**Collection entries:**
--- START ---

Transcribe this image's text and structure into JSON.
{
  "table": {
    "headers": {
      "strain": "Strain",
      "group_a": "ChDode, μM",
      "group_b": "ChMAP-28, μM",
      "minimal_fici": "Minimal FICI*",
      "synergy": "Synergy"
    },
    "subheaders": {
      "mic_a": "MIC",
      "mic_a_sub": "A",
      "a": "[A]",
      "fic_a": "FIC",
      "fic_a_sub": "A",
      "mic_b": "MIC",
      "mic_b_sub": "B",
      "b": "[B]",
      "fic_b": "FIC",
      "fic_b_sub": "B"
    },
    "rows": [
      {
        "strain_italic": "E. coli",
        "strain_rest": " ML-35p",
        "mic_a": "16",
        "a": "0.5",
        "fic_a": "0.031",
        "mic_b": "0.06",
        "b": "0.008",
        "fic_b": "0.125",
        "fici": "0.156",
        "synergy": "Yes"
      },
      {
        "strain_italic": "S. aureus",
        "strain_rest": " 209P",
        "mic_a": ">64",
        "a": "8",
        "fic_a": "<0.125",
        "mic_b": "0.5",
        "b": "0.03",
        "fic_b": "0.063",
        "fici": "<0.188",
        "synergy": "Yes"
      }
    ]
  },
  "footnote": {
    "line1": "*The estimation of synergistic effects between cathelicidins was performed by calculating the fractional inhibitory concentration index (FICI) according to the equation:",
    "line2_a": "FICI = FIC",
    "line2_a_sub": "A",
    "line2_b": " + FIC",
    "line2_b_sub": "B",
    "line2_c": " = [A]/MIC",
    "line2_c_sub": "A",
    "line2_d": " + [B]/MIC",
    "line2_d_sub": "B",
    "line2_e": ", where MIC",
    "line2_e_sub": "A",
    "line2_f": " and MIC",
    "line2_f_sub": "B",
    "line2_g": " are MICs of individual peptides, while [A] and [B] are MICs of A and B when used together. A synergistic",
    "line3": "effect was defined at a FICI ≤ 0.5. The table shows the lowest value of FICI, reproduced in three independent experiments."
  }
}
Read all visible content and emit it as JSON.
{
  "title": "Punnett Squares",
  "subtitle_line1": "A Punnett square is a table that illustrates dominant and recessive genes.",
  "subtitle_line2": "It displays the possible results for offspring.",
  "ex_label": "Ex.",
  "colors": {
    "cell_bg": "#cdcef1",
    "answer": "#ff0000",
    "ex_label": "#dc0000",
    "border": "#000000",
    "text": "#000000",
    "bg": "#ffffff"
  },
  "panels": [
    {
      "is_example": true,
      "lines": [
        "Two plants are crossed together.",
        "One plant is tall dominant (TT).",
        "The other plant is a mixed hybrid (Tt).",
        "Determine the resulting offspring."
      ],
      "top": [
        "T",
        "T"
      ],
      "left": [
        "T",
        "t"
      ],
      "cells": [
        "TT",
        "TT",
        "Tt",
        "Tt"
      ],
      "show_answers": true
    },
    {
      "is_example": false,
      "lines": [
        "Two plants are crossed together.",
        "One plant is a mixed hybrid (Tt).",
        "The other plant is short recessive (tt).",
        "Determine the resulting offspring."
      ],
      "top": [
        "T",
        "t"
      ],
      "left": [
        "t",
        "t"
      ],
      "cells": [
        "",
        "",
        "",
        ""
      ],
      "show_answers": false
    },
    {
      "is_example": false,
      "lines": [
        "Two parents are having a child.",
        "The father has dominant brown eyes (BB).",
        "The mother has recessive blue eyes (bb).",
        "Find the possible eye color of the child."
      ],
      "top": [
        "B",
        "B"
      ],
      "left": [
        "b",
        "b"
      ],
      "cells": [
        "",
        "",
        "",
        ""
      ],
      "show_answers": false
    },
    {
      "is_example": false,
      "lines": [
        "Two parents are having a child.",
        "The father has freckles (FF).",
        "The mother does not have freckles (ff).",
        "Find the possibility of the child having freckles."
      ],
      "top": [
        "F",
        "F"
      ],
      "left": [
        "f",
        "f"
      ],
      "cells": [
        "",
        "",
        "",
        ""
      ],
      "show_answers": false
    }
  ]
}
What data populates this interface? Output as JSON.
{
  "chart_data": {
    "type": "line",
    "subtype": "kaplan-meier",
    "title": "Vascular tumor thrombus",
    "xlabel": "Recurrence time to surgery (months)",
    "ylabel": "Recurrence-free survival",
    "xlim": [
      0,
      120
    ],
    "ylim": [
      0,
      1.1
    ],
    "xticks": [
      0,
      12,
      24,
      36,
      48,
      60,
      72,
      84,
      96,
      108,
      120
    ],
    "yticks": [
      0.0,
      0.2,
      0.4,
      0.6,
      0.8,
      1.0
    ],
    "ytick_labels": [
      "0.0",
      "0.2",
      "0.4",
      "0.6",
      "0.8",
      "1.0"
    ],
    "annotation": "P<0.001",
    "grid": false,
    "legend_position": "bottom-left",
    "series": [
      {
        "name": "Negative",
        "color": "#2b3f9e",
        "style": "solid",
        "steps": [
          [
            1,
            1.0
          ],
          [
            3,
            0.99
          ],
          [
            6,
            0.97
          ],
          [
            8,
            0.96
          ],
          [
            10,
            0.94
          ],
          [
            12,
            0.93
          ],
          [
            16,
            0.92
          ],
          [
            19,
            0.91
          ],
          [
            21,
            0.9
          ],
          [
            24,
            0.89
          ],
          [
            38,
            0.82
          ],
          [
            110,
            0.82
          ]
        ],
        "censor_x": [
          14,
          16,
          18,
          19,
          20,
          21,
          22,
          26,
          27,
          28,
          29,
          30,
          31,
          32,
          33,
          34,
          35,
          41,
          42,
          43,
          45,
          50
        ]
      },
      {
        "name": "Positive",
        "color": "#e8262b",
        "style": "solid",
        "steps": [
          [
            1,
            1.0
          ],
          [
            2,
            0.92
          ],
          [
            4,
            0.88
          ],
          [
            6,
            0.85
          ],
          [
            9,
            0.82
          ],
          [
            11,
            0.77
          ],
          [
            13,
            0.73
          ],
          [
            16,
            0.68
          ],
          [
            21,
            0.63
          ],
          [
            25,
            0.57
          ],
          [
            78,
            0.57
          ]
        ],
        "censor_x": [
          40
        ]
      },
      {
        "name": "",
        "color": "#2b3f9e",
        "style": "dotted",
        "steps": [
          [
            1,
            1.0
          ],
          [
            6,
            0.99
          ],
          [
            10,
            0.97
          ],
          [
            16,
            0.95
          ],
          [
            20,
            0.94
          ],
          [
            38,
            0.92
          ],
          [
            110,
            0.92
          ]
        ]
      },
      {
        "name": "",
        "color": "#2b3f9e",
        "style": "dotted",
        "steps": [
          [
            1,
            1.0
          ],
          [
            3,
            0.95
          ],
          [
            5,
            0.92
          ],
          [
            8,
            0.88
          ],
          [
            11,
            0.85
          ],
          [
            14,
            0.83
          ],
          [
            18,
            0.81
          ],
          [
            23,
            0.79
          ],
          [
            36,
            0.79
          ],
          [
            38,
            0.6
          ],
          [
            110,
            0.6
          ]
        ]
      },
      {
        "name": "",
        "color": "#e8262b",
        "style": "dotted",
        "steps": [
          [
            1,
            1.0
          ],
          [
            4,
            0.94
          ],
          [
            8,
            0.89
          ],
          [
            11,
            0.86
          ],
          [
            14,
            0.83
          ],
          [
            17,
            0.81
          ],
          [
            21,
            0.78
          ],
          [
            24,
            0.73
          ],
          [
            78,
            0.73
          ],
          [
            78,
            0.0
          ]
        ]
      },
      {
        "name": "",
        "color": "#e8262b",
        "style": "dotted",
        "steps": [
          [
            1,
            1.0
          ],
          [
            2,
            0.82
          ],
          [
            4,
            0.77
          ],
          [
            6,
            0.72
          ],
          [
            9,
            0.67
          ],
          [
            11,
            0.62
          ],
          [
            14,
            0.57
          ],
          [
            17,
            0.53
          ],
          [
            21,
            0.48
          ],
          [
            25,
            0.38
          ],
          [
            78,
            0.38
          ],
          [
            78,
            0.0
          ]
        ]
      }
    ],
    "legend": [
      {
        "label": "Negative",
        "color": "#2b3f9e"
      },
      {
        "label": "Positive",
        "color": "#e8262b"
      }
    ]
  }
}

--- END ---

**Exercise brief:** Whenever a line above contains "child", copy that line.

**Answer for the task:**
        "Two parents are having a child.",
        "Find the possible eye color of the child."
        "Two parents are having a child.",
        "Find the possibility of the child having freckles."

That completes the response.